[DATA FOR THE TASK start]
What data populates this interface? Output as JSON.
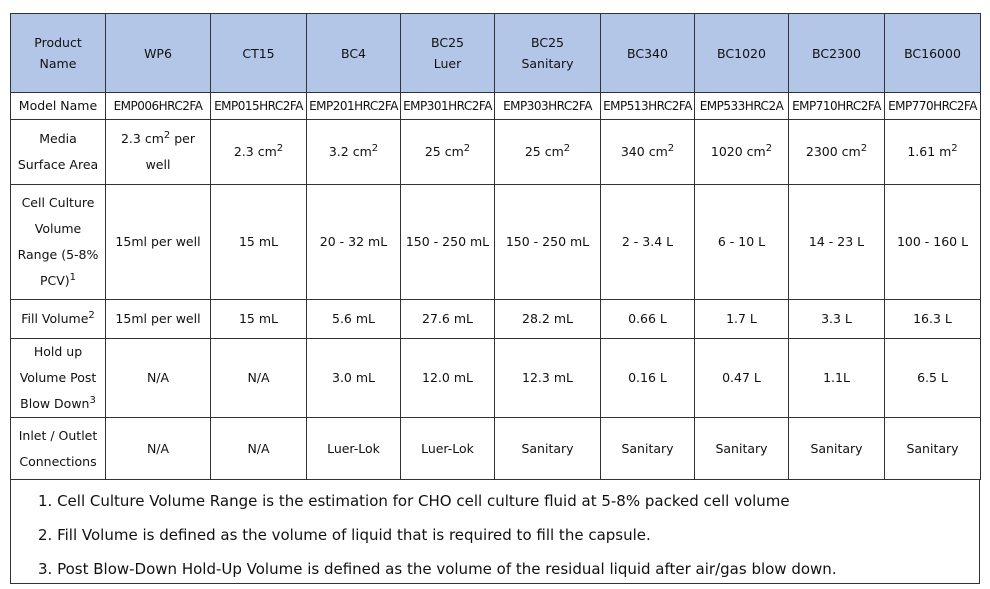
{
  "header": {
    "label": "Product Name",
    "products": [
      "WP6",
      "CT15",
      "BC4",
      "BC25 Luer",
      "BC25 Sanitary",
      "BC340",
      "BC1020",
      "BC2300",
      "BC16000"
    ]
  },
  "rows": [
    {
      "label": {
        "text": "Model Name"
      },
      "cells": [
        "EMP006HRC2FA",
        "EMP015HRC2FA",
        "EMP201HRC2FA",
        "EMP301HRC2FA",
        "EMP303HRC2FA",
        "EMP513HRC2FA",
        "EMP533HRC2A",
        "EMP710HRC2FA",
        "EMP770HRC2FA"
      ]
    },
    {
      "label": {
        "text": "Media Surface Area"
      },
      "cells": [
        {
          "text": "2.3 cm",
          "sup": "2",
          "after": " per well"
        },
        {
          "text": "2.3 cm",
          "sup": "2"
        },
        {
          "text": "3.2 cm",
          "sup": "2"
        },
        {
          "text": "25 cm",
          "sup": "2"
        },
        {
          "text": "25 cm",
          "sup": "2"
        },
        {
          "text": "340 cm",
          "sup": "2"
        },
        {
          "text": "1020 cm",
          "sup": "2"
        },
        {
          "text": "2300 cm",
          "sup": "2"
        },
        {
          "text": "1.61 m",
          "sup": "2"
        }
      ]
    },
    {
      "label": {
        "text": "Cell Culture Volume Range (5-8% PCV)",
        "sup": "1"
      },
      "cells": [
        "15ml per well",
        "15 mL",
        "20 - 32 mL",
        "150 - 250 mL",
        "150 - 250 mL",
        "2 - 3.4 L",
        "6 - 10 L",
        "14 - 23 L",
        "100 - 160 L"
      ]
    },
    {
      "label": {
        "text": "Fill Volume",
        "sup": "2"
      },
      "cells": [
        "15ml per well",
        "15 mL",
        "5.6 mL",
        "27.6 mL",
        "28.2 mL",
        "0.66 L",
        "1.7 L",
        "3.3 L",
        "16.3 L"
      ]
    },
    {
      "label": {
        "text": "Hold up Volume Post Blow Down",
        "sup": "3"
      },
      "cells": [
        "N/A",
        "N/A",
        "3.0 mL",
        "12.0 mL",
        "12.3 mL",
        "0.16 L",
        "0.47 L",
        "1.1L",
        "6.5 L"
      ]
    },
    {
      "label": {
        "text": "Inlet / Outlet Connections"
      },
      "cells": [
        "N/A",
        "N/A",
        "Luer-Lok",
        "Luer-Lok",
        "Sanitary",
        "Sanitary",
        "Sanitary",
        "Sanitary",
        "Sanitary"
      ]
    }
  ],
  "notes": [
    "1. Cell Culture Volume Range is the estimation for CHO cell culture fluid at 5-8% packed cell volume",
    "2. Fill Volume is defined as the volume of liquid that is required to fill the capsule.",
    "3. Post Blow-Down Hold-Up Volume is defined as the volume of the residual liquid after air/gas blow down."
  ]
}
[DATA FOR THE TASK end]
[DATA FOR THE TASK start]
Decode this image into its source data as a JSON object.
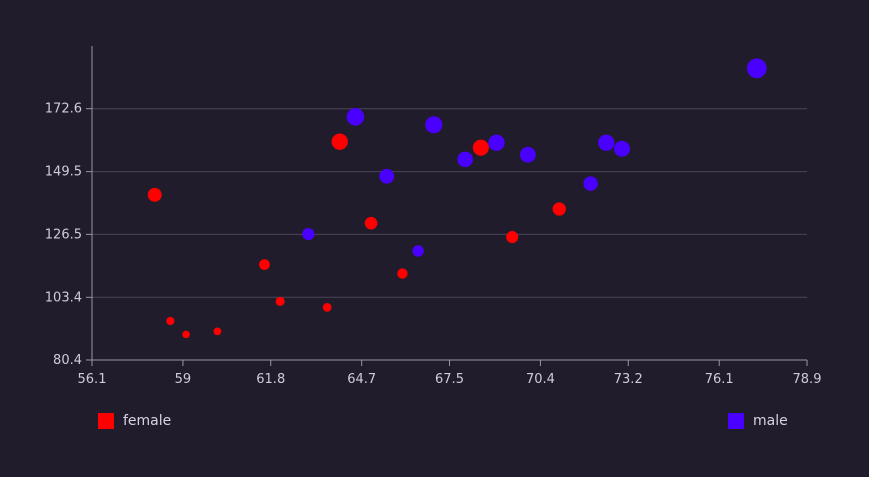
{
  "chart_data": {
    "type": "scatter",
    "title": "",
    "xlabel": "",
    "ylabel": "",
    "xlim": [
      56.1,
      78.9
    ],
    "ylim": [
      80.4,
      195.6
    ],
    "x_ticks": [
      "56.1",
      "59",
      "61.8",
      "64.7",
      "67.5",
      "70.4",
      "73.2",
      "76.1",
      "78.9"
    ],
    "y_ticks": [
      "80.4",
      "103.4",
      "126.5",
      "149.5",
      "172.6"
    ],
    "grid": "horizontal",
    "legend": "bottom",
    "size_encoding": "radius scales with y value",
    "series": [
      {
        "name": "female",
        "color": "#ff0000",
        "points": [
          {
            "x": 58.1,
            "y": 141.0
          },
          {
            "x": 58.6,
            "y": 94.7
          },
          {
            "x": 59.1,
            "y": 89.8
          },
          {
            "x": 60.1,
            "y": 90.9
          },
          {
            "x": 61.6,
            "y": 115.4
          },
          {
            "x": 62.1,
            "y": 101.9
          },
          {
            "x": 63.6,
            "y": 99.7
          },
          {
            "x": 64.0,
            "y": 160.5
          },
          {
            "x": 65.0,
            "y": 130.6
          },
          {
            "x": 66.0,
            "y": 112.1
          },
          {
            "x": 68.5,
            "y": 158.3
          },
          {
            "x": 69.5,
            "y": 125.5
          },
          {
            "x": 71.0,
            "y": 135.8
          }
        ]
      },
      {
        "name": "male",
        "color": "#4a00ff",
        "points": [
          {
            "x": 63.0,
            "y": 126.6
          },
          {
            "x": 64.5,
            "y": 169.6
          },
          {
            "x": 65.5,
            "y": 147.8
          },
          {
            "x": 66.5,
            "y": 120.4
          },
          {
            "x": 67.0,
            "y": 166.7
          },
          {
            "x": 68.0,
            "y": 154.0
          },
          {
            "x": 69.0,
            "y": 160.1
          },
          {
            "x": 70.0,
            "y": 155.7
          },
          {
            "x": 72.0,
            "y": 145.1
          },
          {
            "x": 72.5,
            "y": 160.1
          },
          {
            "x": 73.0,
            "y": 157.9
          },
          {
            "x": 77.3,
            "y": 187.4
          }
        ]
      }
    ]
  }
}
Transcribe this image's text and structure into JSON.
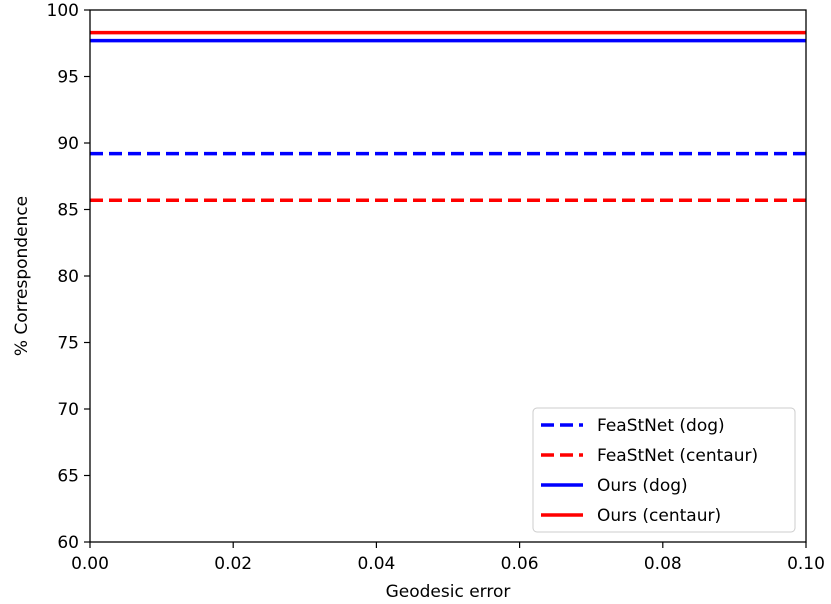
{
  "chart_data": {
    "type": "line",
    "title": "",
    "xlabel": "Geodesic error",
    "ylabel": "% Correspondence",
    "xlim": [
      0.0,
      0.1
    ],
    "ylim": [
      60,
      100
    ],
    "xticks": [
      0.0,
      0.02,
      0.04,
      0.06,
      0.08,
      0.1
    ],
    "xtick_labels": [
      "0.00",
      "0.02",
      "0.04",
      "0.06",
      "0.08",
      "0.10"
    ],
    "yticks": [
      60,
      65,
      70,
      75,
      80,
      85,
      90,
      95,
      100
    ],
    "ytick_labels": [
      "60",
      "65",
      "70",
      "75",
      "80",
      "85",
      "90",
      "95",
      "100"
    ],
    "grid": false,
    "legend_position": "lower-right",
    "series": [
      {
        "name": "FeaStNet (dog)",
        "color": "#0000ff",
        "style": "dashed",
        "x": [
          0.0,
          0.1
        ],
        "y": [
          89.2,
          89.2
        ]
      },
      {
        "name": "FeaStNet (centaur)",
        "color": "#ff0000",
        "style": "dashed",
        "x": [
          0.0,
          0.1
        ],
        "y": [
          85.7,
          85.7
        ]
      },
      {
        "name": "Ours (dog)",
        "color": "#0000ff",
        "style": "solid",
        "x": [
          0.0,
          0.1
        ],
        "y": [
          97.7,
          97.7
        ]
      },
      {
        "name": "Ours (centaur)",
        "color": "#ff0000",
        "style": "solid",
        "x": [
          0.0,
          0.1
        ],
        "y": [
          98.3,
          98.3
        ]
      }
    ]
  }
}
[DATA FOR THE TASK end]
**GOAL**:
Using the records above, select and copy every line that has the word "JSON".

**SOLUTION TO THIS PROBLEM**:
What data populates this interface? Output as JSON.
Decode this image into its source data as a JSON object.
Transcribe this image's text and structure into JSON.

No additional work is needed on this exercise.